* Text section
>>

22nd September 2024 In Emerson Stories, Feature, News By Adeline Garman
Freedom to Nurse
Nurse and course tutor Hannah explores how Freedom to Nurse and to Be Nursed can not only be preserved, but also re-enlivened for the future.
IThe Art and Practice of Nursing has, necessarily changed significantly throughout the last one hundred years.
This change has not occurred in isolation, but in and through a larger societal and cultural shift reflected within the Medical field as a whole. Changing demographics and altered patterns of health and Illness have formed part of this change.
What is clear, is that whilst some of these changes are to be welcomed, such as the fact that Nurses have a far more collaborative, collegial partnership with their closest Medical Colleagues and allied healthcare professions, the Vocation of Nursing is suffering in our time, it hardly being possible in many circumstances to Nurse in alignment with the essence of this Art.
Who and What will define the Future of Nursing?

<<

* Goal of the exercise
Write the next part of the piece on freedom to nurse, starting right after its final line. The data that comes next isn't used for anything here.

* Dataset entries
>>

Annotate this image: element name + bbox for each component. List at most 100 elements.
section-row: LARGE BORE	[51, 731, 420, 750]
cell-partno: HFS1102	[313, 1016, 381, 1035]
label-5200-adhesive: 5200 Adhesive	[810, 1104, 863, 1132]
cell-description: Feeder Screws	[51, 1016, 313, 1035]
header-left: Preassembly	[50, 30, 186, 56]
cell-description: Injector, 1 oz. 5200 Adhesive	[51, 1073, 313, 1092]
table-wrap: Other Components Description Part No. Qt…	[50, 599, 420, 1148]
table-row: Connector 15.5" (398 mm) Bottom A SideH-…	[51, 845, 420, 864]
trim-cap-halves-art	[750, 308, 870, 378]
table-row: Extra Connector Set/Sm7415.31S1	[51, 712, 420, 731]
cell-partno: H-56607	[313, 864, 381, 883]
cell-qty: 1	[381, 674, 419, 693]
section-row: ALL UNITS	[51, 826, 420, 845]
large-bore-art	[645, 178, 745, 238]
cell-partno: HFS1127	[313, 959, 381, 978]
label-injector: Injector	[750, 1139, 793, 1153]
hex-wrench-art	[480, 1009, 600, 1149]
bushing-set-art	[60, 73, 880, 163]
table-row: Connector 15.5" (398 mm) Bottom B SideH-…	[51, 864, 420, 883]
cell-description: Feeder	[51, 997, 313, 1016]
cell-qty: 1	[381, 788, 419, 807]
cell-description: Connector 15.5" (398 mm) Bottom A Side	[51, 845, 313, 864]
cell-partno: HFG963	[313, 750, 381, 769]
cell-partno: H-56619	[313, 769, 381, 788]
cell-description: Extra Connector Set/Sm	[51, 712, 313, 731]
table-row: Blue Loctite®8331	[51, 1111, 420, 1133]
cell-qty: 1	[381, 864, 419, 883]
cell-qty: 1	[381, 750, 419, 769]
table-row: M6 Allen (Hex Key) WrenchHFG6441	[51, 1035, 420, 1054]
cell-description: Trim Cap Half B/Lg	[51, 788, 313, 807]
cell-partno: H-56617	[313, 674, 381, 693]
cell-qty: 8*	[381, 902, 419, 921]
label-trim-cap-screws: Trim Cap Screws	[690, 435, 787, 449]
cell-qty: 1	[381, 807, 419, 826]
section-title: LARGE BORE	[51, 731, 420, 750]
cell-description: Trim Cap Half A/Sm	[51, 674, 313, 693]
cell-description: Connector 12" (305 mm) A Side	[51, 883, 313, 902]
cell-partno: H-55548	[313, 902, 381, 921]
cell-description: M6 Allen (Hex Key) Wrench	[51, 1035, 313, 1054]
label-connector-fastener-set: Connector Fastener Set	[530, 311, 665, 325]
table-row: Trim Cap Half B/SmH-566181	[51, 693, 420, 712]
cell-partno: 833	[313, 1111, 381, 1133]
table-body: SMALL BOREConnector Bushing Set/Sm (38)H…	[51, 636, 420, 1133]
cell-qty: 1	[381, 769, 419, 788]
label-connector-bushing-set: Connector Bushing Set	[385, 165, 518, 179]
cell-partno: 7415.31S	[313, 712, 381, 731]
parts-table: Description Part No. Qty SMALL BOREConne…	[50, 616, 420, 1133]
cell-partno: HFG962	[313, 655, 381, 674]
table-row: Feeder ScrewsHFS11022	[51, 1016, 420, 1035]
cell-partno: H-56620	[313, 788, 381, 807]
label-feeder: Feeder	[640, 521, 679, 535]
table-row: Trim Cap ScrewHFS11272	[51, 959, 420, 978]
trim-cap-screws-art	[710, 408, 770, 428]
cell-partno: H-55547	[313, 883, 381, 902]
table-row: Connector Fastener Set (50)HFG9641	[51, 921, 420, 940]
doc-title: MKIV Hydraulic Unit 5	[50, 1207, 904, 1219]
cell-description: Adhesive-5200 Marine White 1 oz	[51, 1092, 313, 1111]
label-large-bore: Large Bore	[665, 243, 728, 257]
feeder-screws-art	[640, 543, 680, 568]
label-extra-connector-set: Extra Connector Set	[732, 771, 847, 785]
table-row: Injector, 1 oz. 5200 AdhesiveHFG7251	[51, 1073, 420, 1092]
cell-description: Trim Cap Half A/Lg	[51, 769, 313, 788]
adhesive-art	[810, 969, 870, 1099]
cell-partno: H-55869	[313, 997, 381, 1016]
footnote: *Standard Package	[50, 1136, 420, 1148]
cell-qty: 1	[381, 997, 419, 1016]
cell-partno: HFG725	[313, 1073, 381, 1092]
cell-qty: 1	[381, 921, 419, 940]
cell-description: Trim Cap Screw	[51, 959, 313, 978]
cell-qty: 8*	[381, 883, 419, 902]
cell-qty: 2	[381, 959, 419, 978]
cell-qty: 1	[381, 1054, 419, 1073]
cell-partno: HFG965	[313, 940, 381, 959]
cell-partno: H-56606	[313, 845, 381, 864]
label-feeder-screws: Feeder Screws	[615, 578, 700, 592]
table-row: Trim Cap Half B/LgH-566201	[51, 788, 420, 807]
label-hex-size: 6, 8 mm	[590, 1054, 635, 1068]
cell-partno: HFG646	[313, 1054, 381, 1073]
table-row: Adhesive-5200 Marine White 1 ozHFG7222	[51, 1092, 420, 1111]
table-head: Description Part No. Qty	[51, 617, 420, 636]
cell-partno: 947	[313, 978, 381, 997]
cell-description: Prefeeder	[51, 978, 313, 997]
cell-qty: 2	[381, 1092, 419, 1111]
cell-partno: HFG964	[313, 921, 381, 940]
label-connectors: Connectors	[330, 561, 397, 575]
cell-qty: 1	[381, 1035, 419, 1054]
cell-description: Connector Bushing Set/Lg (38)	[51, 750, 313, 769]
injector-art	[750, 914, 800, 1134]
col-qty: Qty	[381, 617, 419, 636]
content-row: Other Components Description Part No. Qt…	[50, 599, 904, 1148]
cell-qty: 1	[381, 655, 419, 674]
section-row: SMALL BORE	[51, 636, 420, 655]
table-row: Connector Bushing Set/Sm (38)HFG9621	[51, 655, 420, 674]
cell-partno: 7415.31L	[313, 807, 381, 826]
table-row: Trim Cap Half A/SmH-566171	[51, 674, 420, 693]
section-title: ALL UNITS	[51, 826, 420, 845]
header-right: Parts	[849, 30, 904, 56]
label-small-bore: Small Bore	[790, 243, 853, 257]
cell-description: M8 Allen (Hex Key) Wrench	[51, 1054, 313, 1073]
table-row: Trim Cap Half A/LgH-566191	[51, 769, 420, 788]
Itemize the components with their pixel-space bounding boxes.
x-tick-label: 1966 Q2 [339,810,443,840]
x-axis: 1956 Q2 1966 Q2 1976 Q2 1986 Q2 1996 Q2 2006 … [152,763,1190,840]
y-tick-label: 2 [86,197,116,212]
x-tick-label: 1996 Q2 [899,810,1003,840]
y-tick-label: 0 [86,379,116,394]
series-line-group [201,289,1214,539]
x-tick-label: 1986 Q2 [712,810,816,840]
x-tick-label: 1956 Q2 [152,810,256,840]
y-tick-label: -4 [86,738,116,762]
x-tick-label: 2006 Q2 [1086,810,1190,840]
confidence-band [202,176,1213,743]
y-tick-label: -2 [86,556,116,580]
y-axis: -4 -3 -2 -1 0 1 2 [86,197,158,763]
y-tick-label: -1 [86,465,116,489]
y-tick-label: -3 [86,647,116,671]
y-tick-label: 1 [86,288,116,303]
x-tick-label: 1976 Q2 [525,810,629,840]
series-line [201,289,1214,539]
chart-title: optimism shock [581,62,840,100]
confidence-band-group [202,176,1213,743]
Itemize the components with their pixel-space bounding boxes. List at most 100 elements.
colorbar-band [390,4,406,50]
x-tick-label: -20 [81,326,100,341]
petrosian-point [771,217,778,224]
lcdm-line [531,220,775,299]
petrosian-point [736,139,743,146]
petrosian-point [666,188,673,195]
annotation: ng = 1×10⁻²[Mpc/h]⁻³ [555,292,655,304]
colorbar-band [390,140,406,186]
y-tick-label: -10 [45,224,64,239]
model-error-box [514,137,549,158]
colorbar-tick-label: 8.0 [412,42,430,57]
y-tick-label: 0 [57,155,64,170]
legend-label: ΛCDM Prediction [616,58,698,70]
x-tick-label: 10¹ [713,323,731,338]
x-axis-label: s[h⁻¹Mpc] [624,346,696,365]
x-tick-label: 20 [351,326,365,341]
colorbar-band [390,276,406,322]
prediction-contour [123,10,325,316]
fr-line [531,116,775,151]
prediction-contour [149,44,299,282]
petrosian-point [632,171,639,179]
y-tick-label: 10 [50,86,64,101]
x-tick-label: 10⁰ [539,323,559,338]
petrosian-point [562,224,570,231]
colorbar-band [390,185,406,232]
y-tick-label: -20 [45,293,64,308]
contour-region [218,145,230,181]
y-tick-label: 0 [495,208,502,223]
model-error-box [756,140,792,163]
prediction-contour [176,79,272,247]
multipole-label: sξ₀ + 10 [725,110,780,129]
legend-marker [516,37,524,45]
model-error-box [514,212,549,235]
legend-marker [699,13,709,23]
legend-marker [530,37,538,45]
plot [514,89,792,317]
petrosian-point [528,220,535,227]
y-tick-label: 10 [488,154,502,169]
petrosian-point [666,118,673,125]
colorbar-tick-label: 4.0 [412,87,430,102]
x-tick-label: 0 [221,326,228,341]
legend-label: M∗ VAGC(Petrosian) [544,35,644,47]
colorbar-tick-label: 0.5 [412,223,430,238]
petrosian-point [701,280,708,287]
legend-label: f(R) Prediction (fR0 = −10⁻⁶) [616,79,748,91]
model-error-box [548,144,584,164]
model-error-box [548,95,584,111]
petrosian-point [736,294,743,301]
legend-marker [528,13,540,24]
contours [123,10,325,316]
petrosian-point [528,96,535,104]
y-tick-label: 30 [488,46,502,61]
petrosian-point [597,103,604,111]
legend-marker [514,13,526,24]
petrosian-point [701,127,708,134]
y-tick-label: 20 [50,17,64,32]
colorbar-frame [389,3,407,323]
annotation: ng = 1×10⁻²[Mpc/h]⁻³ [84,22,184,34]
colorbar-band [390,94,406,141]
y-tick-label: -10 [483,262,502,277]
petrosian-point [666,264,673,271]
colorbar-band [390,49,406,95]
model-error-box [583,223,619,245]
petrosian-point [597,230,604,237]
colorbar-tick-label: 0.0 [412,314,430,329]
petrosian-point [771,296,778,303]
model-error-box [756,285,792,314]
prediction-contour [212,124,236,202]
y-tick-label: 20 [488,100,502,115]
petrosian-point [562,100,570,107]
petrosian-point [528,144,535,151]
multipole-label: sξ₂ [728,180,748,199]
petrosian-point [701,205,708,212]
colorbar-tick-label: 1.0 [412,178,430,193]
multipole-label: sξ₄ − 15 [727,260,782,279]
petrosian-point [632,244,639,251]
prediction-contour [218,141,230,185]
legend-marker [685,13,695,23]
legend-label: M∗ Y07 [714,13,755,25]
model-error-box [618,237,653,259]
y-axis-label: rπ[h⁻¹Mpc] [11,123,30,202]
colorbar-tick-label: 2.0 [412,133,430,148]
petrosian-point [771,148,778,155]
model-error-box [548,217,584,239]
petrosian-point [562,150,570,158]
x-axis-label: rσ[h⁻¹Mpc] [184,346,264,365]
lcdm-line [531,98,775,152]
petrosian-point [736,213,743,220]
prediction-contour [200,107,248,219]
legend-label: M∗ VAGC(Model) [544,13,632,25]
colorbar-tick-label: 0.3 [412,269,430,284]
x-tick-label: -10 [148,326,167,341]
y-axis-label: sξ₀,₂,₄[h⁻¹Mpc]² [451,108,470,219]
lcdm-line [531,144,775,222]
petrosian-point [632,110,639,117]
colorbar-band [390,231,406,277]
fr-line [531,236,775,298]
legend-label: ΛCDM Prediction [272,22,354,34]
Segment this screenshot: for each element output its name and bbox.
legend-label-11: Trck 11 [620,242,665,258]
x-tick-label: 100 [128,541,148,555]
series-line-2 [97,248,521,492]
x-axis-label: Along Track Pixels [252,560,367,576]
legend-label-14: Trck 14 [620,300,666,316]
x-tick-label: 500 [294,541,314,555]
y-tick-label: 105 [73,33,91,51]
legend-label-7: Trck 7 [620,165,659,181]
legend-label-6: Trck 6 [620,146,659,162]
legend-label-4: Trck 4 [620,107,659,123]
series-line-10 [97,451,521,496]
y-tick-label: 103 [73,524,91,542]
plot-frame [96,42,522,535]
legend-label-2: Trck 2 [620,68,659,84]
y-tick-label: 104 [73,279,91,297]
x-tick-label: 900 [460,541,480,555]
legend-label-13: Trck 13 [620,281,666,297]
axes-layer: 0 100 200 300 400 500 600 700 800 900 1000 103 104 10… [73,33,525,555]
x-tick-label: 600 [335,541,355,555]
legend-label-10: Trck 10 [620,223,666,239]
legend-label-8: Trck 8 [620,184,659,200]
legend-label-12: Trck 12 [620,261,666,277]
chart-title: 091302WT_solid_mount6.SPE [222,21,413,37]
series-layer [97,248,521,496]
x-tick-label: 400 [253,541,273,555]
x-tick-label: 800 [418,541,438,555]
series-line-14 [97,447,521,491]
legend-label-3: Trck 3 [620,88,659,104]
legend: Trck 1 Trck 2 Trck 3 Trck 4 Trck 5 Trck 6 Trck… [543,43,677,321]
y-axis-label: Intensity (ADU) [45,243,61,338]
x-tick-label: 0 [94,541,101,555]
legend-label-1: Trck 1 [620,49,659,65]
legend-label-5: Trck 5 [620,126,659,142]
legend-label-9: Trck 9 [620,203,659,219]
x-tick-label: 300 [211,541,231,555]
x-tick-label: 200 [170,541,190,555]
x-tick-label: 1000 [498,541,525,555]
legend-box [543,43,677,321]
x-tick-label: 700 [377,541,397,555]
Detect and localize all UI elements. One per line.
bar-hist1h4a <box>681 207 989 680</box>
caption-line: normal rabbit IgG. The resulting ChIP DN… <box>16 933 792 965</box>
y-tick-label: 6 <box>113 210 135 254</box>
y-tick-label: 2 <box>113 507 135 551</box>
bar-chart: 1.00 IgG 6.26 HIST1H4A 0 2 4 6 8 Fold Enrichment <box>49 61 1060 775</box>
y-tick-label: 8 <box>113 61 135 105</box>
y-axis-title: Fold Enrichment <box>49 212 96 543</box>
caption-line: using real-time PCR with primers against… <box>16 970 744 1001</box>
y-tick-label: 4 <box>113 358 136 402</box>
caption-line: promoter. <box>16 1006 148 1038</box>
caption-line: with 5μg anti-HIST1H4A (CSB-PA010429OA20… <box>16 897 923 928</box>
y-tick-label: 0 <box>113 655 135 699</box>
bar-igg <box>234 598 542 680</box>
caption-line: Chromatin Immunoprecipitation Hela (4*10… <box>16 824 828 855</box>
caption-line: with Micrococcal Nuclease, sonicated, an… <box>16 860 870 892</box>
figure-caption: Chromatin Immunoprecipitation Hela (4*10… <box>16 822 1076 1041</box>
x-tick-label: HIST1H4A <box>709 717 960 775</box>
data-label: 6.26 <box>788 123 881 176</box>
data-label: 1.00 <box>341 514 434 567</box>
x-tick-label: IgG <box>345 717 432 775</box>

<<

* Answer space
Who decides how the Art and Culture of this Vocation evolves to meet the health and social needs of the present, into the future?
Who decides, if not Nurses themselves, responding to need?
Intrinsic to the questions written here, live the corresponding questions of those who are in need of Nursing care, of being Nursed. The present and future needs of the patient belong to some of the most urgent, contemporary Cultural and Societal questions of our time and live alongside, accompanying and accompanied by, those of the Nurse.
The CPD Workshop “ Freedom to Nurse” due to take place at Emerson College in November invites Nurses and those concerned with Nursing to engage in a Collaborative Process to address these questions and others in order that the Initiative to Nurse may Breathe more freely in the present and into the future. In the hope that the Freedom to Nurse and to be Nursed, will not be lost, but instead re-enlivened.